→ **What the exercise asks**
Can you quote the records below in full, word for word?
*** Material for this task ***
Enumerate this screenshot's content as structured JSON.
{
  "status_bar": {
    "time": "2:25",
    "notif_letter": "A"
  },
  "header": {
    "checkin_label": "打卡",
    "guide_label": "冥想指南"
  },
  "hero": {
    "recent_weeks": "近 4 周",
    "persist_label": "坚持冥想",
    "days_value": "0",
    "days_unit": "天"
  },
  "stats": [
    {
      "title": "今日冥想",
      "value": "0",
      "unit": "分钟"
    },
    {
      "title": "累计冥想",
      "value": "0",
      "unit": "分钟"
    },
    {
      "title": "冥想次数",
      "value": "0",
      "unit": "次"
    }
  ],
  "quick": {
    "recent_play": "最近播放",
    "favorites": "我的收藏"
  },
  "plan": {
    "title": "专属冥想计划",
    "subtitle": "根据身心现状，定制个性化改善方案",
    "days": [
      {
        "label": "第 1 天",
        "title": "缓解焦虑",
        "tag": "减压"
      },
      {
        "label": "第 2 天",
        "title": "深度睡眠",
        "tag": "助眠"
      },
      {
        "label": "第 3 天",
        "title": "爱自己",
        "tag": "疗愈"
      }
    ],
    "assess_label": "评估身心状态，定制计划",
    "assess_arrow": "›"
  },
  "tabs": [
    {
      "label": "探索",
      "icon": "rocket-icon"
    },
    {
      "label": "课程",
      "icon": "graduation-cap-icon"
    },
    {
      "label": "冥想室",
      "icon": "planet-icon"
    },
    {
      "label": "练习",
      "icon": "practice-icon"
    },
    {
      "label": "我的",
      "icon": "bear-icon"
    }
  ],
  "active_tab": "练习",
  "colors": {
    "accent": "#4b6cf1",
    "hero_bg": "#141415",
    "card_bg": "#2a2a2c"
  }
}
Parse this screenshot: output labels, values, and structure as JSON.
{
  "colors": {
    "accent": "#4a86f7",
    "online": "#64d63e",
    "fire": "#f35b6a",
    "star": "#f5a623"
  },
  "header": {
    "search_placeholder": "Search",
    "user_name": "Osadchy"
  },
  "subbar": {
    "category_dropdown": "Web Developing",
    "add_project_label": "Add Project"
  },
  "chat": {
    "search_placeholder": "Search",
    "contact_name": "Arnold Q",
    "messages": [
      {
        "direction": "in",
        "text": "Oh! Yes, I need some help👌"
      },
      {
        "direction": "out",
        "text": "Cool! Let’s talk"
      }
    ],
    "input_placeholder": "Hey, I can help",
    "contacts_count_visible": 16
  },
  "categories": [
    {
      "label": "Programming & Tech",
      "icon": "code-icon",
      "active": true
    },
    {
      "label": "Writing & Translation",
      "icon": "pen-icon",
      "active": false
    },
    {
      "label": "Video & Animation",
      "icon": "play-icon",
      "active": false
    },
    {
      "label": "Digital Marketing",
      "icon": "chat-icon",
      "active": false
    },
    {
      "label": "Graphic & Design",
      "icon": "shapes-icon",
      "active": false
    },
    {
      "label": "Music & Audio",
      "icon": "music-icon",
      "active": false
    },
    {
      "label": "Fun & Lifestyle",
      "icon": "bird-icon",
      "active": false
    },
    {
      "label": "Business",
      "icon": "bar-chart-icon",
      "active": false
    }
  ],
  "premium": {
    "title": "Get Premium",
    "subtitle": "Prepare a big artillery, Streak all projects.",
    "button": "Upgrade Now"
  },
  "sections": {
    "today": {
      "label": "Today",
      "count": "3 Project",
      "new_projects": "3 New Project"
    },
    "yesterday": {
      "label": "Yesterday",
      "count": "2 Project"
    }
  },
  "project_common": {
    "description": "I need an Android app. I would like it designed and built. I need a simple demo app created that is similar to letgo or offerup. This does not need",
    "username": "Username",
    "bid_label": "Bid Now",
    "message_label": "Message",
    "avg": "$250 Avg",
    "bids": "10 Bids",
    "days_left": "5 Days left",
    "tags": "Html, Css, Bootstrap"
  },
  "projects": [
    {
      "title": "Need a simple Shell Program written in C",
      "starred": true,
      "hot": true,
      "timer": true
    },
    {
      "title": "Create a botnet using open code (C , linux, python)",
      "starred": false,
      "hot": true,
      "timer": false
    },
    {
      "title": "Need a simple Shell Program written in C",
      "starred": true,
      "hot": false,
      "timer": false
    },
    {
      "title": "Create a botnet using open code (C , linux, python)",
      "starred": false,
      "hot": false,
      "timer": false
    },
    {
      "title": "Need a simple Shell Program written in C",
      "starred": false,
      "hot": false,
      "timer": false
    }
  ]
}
***
→ **Problem solution**
Enumerate this screenshot's content as structured JSON.
{
  "status_bar": {
    "time": "2:25",
    "notif_letter": "A"
  },
  "header": {
    "checkin_label": "打卡",
    "guide_label": "冥想指南"
  },
  "hero": {
    "recent_weeks": "近 4 周",
    "persist_label": "坚持冥想",
    "days_value": "0",
    "days_unit": "天"
  },
  "stats": [
    {
      "title": "今日冥想",
      "value": "0",
      "unit": "分钟"
    },
    {
      "title": "累计冥想",
      "value": "0",
      "unit": "分钟"
    },
    {
      "title": "冥想次数",
      "value": "0",
      "unit": "次"
    }
  ],
  "quick": {
    "recent_play": "最近播放",
    "favorites": "我的收藏"
  },
  "plan": {
    "title": "专属冥想计划",
    "subtitle": "根据身心现状，定制个性化改善方案",
    "days": [
      {
        "label": "第 1 天",
        "title": "缓解焦虑",
        "tag": "减压"
      },
      {
        "label": "第 2 天",
        "title": "深度睡眠",
        "tag": "助眠"
      },
      {
        "label": "第 3 天",
        "title": "爱自己",
        "tag": "疗愈"
      }
    ],
    "assess_label": "评估身心状态，定制计划",
    "assess_arrow": "›"
  },
  "tabs": [
    {
      "label": "探索",
      "icon": "rocket-icon"
    },
    {
      "label": "课程",
      "icon": "graduation-cap-icon"
    },
    {
      "label": "冥想室",
      "icon": "planet-icon"
    },
    {
      "label": "练习",
      "icon": "practice-icon"
    },
    {
      "label": "我的",
      "icon": "bear-icon"
    }
  ],
  "active_tab": "练习",
  "colors": {
    "accent": "#4b6cf1",
    "hero_bg": "#141415",
    "card_bg": "#2a2a2c"
  }
}
Parse this screenshot: output labels, values, and structure as JSON.
{
  "colors": {
    "accent": "#4a86f7",
    "online": "#64d63e",
    "fire": "#f35b6a",
    "star": "#f5a623"
  },
  "header": {
    "search_placeholder": "Search",
    "user_name": "Osadchy"
  },
  "subbar": {
    "category_dropdown": "Web Developing",
    "add_project_label": "Add Project"
  },
  "chat": {
    "search_placeholder": "Search",
    "contact_name": "Arnold Q",
    "messages": [
      {
        "direction": "in",
        "text": "Oh! Yes, I need some help👌"
      },
      {
        "direction": "out",
        "text": "Cool! Let’s talk"
      }
    ],
    "input_placeholder": "Hey, I can help",
    "contacts_count_visible": 16
  },
  "categories": [
    {
      "label": "Programming & Tech",
      "icon": "code-icon",
      "active": true
    },
    {
      "label": "Writing & Translation",
      "icon": "pen-icon",
      "active": false
    },
    {
      "label": "Video & Animation",
      "icon": "play-icon",
      "active": false
    },
    {
      "label": "Digital Marketing",
      "icon": "chat-icon",
      "active": false
    },
    {
      "label": "Graphic & Design",
      "icon": "shapes-icon",
      "active": false
    },
    {
      "label": "Music & Audio",
      "icon": "music-icon",
      "active": false
    },
    {
      "label": "Fun & Lifestyle",
      "icon": "bird-icon",
      "active": false
    },
    {
      "label": "Business",
      "icon": "bar-chart-icon",
      "active": false
    }
  ],
  "premium": {
    "title": "Get Premium",
    "subtitle": "Prepare a big artillery, Streak all projects.",
    "button": "Upgrade Now"
  },
  "sections": {
    "today": {
      "label": "Today",
      "count": "3 Project",
      "new_projects": "3 New Project"
    },
    "yesterday": {
      "label": "Yesterday",
      "count": "2 Project"
    }
  },
  "project_common": {
    "description": "I need an Android app. I would like it designed and built. I need a simple demo app created that is similar to letgo or offerup. This does not need",
    "username": "Username",
    "bid_label": "Bid Now",
    "message_label": "Message",
    "avg": "$250 Avg",
    "bids": "10 Bids",
    "days_left": "5 Days left",
    "tags": "Html, Css, Bootstrap"
  },
  "projects": [
    {
      "title": "Need a simple Shell Program written in C",
      "starred": true,
      "hot": true,
      "timer": true
    },
    {
      "title": "Create a botnet using open code (C , linux, python)",
      "starred": false,
      "hot": true,
      "timer": false
    },
    {
      "title": "Need a simple Shell Program written in C",
      "starred": true,
      "hot": false,
      "timer": false
    },
    {
      "title": "Create a botnet using open code (C , linux, python)",
      "starred": false,
      "hot": false,
      "timer": false
    },
    {
      "title": "Need a simple Shell Program written in C",
      "starred": false,
      "hot": false,
      "timer": false
    }
  ]
}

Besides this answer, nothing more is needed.